### ITEMS ###
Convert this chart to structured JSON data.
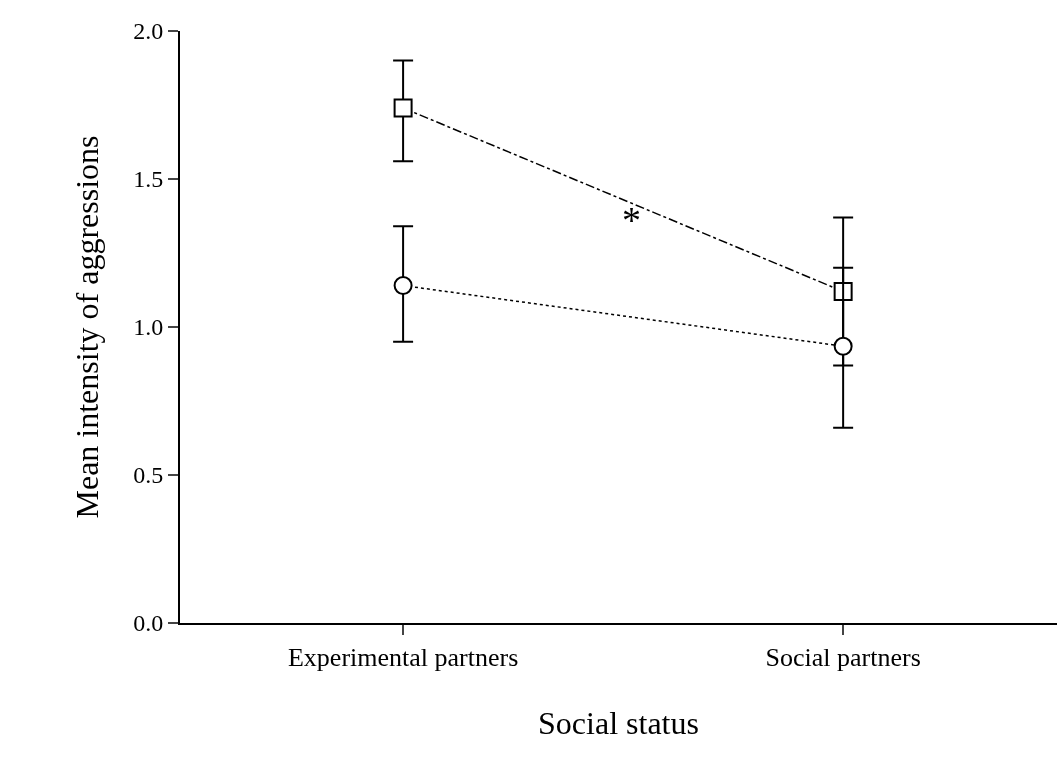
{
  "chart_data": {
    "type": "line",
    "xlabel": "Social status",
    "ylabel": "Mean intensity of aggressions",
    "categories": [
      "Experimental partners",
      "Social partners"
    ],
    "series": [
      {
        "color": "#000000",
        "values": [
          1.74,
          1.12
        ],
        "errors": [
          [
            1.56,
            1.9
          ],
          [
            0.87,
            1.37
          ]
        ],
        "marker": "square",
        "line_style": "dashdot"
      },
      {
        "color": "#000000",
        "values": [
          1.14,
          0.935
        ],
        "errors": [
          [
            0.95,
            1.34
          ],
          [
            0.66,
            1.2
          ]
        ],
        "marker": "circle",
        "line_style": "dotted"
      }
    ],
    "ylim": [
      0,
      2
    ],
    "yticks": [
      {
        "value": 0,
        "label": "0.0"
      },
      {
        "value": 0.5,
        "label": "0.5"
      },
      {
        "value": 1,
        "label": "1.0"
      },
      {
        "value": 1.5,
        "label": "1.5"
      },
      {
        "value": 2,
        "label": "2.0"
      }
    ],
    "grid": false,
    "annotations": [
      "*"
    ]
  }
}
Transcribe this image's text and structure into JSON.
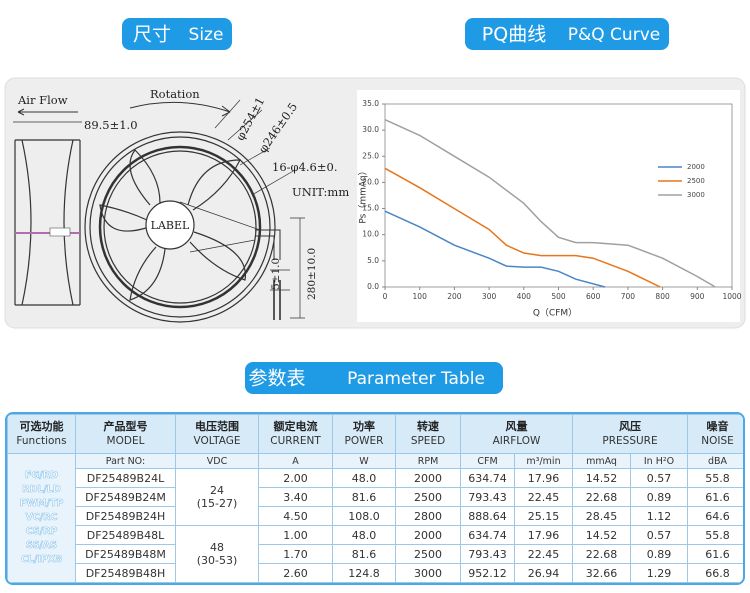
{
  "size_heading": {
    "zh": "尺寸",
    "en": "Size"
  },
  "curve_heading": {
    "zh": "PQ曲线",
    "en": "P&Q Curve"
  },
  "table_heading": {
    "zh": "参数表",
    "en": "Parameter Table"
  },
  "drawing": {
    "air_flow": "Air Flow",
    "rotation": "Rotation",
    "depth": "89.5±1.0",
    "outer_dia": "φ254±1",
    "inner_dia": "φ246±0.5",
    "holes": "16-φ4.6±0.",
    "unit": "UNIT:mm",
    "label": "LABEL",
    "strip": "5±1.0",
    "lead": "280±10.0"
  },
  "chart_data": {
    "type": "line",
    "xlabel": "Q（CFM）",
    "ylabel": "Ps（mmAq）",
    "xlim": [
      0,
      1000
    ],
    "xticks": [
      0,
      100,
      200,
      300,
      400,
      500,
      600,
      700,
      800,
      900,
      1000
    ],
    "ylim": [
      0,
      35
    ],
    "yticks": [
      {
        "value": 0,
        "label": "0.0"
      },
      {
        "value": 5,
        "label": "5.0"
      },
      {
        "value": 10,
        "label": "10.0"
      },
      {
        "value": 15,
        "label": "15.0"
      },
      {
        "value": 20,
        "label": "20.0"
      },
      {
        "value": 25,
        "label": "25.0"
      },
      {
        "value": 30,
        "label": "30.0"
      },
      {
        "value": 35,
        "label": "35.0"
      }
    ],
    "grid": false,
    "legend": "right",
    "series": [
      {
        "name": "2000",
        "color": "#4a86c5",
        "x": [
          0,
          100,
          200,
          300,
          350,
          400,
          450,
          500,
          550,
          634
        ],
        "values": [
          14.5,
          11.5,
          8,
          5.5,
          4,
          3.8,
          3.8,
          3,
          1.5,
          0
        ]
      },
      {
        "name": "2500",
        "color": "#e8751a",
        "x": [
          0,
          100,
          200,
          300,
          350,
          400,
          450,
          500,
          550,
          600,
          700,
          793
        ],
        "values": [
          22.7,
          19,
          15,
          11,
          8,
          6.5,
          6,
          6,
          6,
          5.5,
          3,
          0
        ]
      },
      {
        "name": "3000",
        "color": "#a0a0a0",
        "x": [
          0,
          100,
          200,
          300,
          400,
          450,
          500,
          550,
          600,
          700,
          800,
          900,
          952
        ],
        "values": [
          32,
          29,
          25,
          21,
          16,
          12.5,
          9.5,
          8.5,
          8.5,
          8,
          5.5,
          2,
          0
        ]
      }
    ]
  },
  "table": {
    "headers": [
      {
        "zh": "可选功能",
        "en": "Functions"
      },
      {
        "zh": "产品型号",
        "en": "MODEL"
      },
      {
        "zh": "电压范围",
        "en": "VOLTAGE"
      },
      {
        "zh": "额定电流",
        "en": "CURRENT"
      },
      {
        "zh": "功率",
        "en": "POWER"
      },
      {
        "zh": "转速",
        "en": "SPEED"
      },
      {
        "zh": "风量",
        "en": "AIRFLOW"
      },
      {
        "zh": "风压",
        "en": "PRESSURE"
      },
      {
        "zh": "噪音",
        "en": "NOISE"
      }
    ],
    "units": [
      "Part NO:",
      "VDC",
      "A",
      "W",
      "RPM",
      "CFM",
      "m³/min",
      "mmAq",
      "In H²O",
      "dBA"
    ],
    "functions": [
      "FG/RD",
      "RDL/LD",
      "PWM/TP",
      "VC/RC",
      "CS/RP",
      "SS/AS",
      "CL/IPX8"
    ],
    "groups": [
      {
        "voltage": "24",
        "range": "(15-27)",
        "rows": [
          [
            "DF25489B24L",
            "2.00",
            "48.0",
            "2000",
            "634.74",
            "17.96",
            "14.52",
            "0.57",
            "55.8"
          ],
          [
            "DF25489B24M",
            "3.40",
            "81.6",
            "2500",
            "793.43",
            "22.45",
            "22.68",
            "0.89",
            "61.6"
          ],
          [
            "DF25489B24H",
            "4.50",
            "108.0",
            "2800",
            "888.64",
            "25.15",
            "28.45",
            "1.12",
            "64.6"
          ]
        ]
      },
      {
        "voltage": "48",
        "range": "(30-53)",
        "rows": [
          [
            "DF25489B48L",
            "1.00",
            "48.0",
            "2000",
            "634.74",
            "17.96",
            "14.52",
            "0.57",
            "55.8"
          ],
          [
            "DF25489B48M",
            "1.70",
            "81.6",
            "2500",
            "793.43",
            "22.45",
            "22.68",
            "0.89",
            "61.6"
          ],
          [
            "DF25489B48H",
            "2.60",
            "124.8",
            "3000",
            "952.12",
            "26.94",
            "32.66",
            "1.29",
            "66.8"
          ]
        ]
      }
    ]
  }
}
###
▶ [STATED TASK] Copy each line of the preceding data that contains the string "partners".

▶ [FULL RESPONSE]
      "Experimental partners",
      "Social partners"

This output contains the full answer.